DCE quer colegiados tripartites e eleições paritárias

Estudantes protestam durante reunião aberta do Co

"Na USP, há uma esquizofrênica relação entre a vontade da comunidade e as decisões tomadas". A frase de Rodolfo Vianna, diretor do DCE, resume a atual estrutura de poder da universidade.

Em nome da entidade, Vianna falou sobre a democracia na USP e a campanha por eleições diretas e paritárias para Reitor, organizada pelo DCE em conjunto com a Adusp e o Sintusp. A partir desta edição, o Informativo Adusp publicará reportagens e textos que discutirão o assunto a partir do ponto de vista de entidades representativas da comunidade. "Na nossa visão, a falta de democracia é justamente o que está fazendo com que a Universidade de São Paulo não avance", afirma Vianna.

Como exemplo da ausência de democracia na universidade, Vianna cita a inexistência de discussões amplas sobre grandes projetos. O caso mais recente, segundo ele, foi a implantação da USP Leste. É um projeto importante, diz o diretor do DCE, mas as pessoas que estão alijadas da "cúpula de poder" da universidade não puderam contribuir.

**Dados de previsão de caixas delimitadoras:**
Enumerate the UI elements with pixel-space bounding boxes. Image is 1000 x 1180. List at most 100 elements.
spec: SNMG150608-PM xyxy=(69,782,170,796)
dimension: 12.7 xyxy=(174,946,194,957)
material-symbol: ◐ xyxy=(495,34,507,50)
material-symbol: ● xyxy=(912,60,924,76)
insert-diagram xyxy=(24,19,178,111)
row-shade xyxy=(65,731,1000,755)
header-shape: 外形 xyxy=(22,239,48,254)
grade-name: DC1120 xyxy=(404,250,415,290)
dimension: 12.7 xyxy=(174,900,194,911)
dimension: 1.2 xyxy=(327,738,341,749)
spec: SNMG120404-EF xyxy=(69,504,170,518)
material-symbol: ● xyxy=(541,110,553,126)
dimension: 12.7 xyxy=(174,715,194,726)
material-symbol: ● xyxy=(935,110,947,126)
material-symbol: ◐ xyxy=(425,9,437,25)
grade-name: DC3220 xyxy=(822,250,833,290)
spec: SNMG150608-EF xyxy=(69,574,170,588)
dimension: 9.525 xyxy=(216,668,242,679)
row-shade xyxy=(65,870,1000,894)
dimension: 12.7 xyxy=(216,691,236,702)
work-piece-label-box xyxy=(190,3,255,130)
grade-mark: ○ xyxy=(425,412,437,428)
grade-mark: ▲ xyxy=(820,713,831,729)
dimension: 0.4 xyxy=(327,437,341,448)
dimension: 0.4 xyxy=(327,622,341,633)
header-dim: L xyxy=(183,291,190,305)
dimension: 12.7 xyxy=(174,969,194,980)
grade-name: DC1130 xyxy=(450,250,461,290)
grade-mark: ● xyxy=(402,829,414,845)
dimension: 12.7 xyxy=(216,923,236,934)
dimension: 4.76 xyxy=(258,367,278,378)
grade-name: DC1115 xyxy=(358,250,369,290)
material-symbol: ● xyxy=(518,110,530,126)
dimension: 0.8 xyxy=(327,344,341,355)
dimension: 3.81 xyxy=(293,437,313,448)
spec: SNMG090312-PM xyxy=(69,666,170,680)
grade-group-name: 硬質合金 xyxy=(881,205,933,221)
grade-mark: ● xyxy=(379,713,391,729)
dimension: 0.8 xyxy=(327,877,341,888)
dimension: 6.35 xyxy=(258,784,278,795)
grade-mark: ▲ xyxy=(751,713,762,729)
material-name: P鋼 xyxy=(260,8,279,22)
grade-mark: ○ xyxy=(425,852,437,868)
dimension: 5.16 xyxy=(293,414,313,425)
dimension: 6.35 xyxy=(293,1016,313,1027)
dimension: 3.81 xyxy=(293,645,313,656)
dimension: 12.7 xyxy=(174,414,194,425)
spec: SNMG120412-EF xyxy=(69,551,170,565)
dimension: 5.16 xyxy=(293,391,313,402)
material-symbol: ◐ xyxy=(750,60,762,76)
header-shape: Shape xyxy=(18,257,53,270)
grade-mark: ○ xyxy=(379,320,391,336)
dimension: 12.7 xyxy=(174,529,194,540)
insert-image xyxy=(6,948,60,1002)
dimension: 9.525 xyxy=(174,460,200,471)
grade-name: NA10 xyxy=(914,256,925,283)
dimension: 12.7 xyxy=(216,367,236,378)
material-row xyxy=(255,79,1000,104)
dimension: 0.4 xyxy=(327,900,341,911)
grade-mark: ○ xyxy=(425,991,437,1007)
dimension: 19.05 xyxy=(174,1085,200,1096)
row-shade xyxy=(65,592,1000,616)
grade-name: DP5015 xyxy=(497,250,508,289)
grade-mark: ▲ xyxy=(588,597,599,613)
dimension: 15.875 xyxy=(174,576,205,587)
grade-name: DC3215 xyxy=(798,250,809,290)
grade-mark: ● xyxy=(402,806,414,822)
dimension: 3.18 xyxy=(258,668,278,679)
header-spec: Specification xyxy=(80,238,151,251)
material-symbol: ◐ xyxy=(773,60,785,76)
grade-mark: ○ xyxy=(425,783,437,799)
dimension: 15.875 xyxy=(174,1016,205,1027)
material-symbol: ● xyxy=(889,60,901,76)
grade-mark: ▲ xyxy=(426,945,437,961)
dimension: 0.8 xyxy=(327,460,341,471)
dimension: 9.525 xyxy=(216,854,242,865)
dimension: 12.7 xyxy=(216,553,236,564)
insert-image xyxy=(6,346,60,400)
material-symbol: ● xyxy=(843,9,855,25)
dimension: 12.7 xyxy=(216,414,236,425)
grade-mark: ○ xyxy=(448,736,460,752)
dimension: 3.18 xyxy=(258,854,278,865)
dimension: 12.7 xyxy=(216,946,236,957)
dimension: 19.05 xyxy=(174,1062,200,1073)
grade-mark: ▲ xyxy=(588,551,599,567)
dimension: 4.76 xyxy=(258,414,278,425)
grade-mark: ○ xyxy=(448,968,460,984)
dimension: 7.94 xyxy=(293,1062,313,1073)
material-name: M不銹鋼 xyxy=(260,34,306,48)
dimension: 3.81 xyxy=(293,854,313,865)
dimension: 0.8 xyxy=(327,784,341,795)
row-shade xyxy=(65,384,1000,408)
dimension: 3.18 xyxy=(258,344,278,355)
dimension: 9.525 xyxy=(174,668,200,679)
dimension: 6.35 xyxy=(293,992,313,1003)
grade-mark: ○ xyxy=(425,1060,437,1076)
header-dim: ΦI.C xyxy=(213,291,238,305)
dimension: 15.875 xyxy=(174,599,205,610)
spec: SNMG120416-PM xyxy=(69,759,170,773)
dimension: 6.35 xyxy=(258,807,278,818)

**O que fazer:** Reproduza sem nenhuma mudança a parte do trecho sobre a democracia na USP que vai de "Em nome da entidade, Vianna" até "não puderam contribuir.". As linhas são um material à parte, sem ligação com o trecho.

**Problema resolvido:**
Em nome da entidade, Vianna falou sobre a democracia na USP e a campanha por eleições diretas e paritárias para Reitor, organizada pelo DCE em conjunto com a Adusp e o Sintusp. A partir desta edição, o Informativo Adusp publicará reportagens e textos que discutirão o assunto a partir do ponto de vista de entidades representativas da comunidade. "Na nossa visão, a falta de democracia é justamente o que está fazendo com que a Universidade de São Paulo não avance", afirma Vianna.

Como exemplo da ausência de democracia na universidade, Vianna cita a inexistência de discussões amplas sobre grandes projetos. O caso mais recente, segundo ele, foi a implantação da USP Leste. É um projeto importante, diz o diretor do DCE, mas as pessoas que estão alijadas da "cúpula de poder" da universidade não puderam contribuir.